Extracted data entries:
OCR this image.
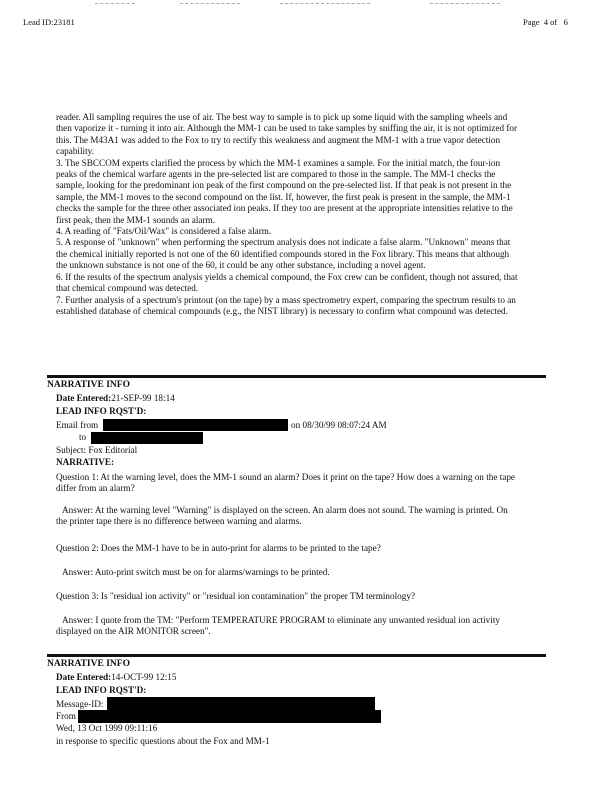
Lead ID:23181	Page  4 of   6

reader. All sampling requires the use of air. The best way to sample is to pick up some liquid with the sampling wheels and then vaporize it - turning it into air. Although the MM-1 can be used to take samples by sniffing the air, it is not optimized for this. The M43A1 was added to the Fox to try to rectify this weakness and augment the MM-1 with a true vapor detection capability.

3. The SBCCOM experts clarified the process by which the MM-1 examines a sample. For the initial match, the four-ion peaks of the chemical warfare agents in the pre-selected list are compared to those in the sample. The MM-1 checks the sample, looking for the predominant ion peak of the first compound on the pre-selected list. If that peak is not present in the sample, the MM-1 moves to the second compound on the list. If, however, the first peak is present in the sample, the MM-1 checks the sample for the three other associated ion peaks. If they too are present at the appropriate intensities relative to the first peak, then the MM-1 sounds an alarm.

4. A reading of "Fats/Oil/Wax" is considered a false alarm.

5. A response of "unknown" when performing the spectrum analysis does not indicate a false alarm. "Unknown" means that the chemical initially reported is not one of the 60 identified compounds stored in the Fox library. This means that although the unknown substance is not one of the 60, it could be any other substance, including a novel agent.

6. If the results of the spectrum analysis yields a chemical compound, the Fox crew can be confident, though not assured, that that chemical compound was detected.

7. Further analysis of a spectrum's printout (on the tape) by a mass spectrometry expert, comparing the spectrum results to an established database of chemical compounds (e.g., the NIST library) is necessary to confirm what compound was detected.

NARRATIVE INFO
Date Entered:21-SEP-99 18:14
LEAD INFO RQST'D:
Email from	on 08/30/99 08:07:24 AM
to
Subject: Fox Editorial
NARRATIVE:
Question 1: At the warning level, does the MM-1 sound an alarm? Does it print on the tape? How does a warning on the tape differ from an alarm?
Answer: At the warning level "Warning" is displayed on the screen. An alarm does not sound. The warning is printed. On the printer tape there is no difference between warning and alarms.
Question 2: Does the MM-1 have to be in auto-print for alarms to be printed to the tape?
Answer: Auto-print switch must be on for alarms/warnings to be printed.
Question 3: Is "residual ion activity" or "residual ion contamination" the proper TM terminology?
Answer: I quote from the TM: "Perform TEMPERATURE PROGRAM to eliminate any unwanted residual ion activity displayed on the AIR MONITOR screen".
NARRATIVE INFO
Date Entered:14-OCT-99 12:15
LEAD INFO RQST'D:
Message-ID:
From
Wed, 13 Oct 1999 09:11:16
in response to specific questions about the Fox and MM-1
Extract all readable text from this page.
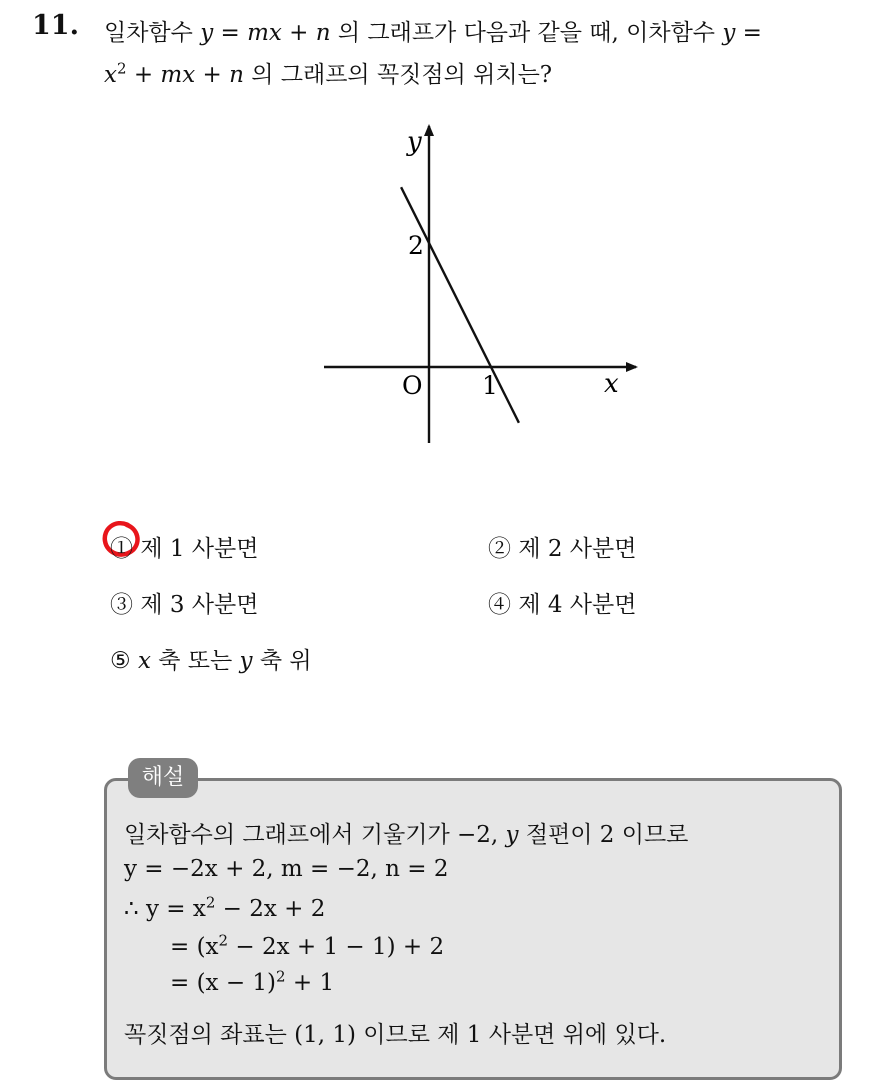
11. 일차함수 y = mx + n 의 그래프가 다음과 같을 때, 이차함수 y =
$x^2$ + mx + n 의 그래프의 꼭짓점의 위치는?
y
x
O
2
1
① 제 1 사분면	② 제 2 사분면
③ 제 3 사분면	④ 제 4 사분면
⑤ x 축 또는 y 축 위
해설
일차함수의 그래프에서 기울기가 −2, y 절편이 2 이므로
y = −2x + 2, m = −2, n = 2
∴ $y = x^2 - 2x + 2$
= $(x^2 - 2x + 1 - 1) + 2$
= $(x - 1)^2 + 1$
꼭짓점의 좌표는 (1, 1) 이므로 제 1 사분면 위에 있다.
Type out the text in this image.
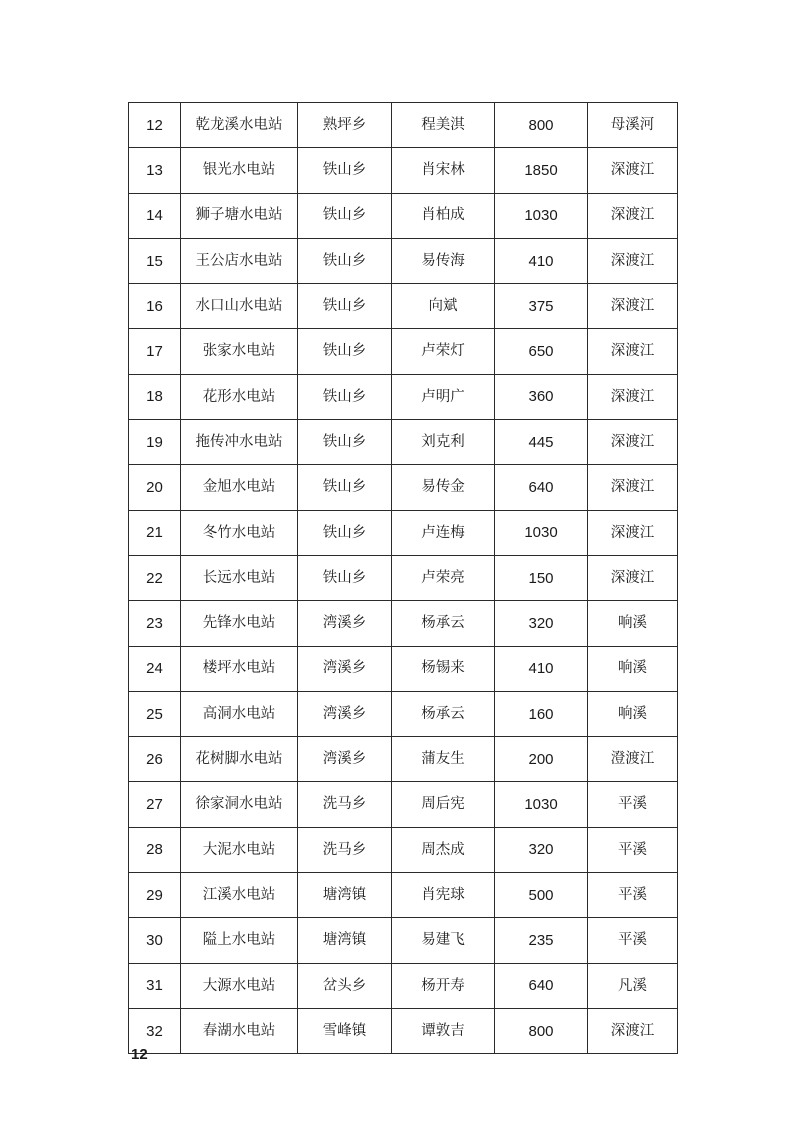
12	乾龙溪水电站	熟坪乡	程美淇	800	母溪河
13	银光水电站	铁山乡	肖宋林	1850	深渡江
14	狮子塘水电站	铁山乡	肖柏成	1030	深渡江
15	王公店水电站	铁山乡	易传海	410	深渡江
16	水口山水电站	铁山乡	向斌	375	深渡江
17	张家水电站	铁山乡	卢荣灯	650	深渡江
18	花形水电站	铁山乡	卢明广	360	深渡江
19	拖传冲水电站	铁山乡	刘克利	445	深渡江
20	金旭水电站	铁山乡	易传金	640	深渡江
21	冬竹水电站	铁山乡	卢连梅	1030	深渡江
22	长远水电站	铁山乡	卢荣亮	150	深渡江
23	先锋水电站	湾溪乡	杨承云	320	响溪
24	楼坪水电站	湾溪乡	杨锡来	410	响溪
25	高洞水电站	湾溪乡	杨承云	160	响溪
26	花树脚水电站	湾溪乡	蒲友生	200	澄渡江
27	徐家洞水电站	洗马乡	周后宪	1030	平溪
28	大泥水电站	洗马乡	周杰成	320	平溪
29	江溪水电站	塘湾镇	肖宪球	500	平溪
30	隘上水电站	塘湾镇	易建飞	235	平溪
31	大源水电站	岔头乡	杨开寿	640	凡溪
32	春湖水电站	雪峰镇	谭敦吉	800	深渡江
12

_What the exercise asks:_
Repeat the material above in full and exactly, omitting the pictures.

_Written response:_
OCR this image.
Lead ID:23181	Page  4 of   6

reader. All sampling requires the use of air. The best way to sample is to pick up some liquid with the sampling wheels and then vaporize it - turning it into air. Although the MM-1 can be used to take samples by sniffing the air, it is not optimized for this. The M43A1 was added to the Fox to try to rectify this weakness and augment the MM-1 with a true vapor detection capability.

3. The SBCCOM experts clarified the process by which the MM-1 examines a sample. For the initial match, the four-ion peaks of the chemical warfare agents in the pre-selected list are compared to those in the sample. The MM-1 checks the sample, looking for the predominant ion peak of the first compound on the pre-selected list. If that peak is not present in the sample, the MM-1 moves to the second compound on the list. If, however, the first peak is present in the sample, the MM-1 checks the sample for the three other associated ion peaks. If they too are present at the appropriate intensities relative to the first peak, then the MM-1 sounds an alarm.

4. A reading of "Fats/Oil/Wax" is considered a false alarm.

5. A response of "unknown" when performing the spectrum analysis does not indicate a false alarm. "Unknown" means that the chemical initially reported is not one of the 60 identified compounds stored in the Fox library. This means that although the unknown substance is not one of the 60, it could be any other substance, including a novel agent.

6. If the results of the spectrum analysis yields a chemical compound, the Fox crew can be confident, though not assured, that that chemical compound was detected.

7. Further analysis of a spectrum's printout (on the tape) by a mass spectrometry expert, comparing the spectrum results to an established database of chemical compounds (e.g., the NIST library) is necessary to confirm what compound was detected.

NARRATIVE INFO
Date Entered:21-SEP-99 18:14
LEAD INFO RQST'D:
Email from	on 08/30/99 08:07:24 AM
to
Subject: Fox Editorial
NARRATIVE:
Question 1: At the warning level, does the MM-1 sound an alarm? Does it print on the tape? How does a warning on the tape differ from an alarm?
Answer: At the warning level "Warning" is displayed on the screen. An alarm does not sound. The warning is printed. On the printer tape there is no difference between warning and alarms.
Question 2: Does the MM-1 have to be in auto-print for alarms to be printed to the tape?
Answer: Auto-print switch must be on for alarms/warnings to be printed.
Question 3: Is "residual ion activity" or "residual ion contamination" the proper TM terminology?
Answer: I quote from the TM: "Perform TEMPERATURE PROGRAM to eliminate any unwanted residual ion activity displayed on the AIR MONITOR screen".
NARRATIVE INFO
Date Entered:14-OCT-99 12:15
LEAD INFO RQST'D:
Message-ID:
From
Wed, 13 Oct 1999 09:11:16
in response to specific questions about the Fox and MM-1
Extract all readable text from this page.
11. 일차함수 y = mx + n 의 그래프가 다음과 같을 때, 이차함수 y =
$x^2$ + mx + n 의 그래프의 꼭짓점의 위치는?
y
x
O
2
1
① 제 1 사분면	② 제 2 사분면
③ 제 3 사분면	④ 제 4 사분면
⑤ x 축 또는 y 축 위
해설
일차함수의 그래프에서 기울기가 −2, y 절편이 2 이므로
y = −2x + 2, m = −2, n = 2
∴ $y = x^2 - 2x + 2$
= $(x^2 - 2x + 1 - 1) + 2$
= $(x - 1)^2 + 1$
꼭짓점의 좌표는 (1, 1) 이므로 제 1 사분면 위에 있다.
Type out the text in this image.
12	乾龙溪水电站	熟坪乡	程美淇	800	母溪河
13	银光水电站	铁山乡	肖宋林	1850	深渡江
14	狮子塘水电站	铁山乡	肖柏成	1030	深渡江
15	王公店水电站	铁山乡	易传海	410	深渡江
16	水口山水电站	铁山乡	向斌	375	深渡江
17	张家水电站	铁山乡	卢荣灯	650	深渡江
18	花形水电站	铁山乡	卢明广	360	深渡江
19	拖传冲水电站	铁山乡	刘克利	445	深渡江
20	金旭水电站	铁山乡	易传金	640	深渡江
21	冬竹水电站	铁山乡	卢连梅	1030	深渡江
22	长远水电站	铁山乡	卢荣亮	150	深渡江
23	先锋水电站	湾溪乡	杨承云	320	响溪
24	楼坪水电站	湾溪乡	杨锡来	410	响溪
25	高洞水电站	湾溪乡	杨承云	160	响溪
26	花树脚水电站	湾溪乡	蒲友生	200	澄渡江
27	徐家洞水电站	洗马乡	周后宪	1030	平溪
28	大泥水电站	洗马乡	周杰成	320	平溪
29	江溪水电站	塘湾镇	肖宪球	500	平溪
30	隘上水电站	塘湾镇	易建飞	235	平溪
31	大源水电站	岔头乡	杨开寿	640	凡溪
32	春湖水电站	雪峰镇	谭敦吉	800	深渡江
12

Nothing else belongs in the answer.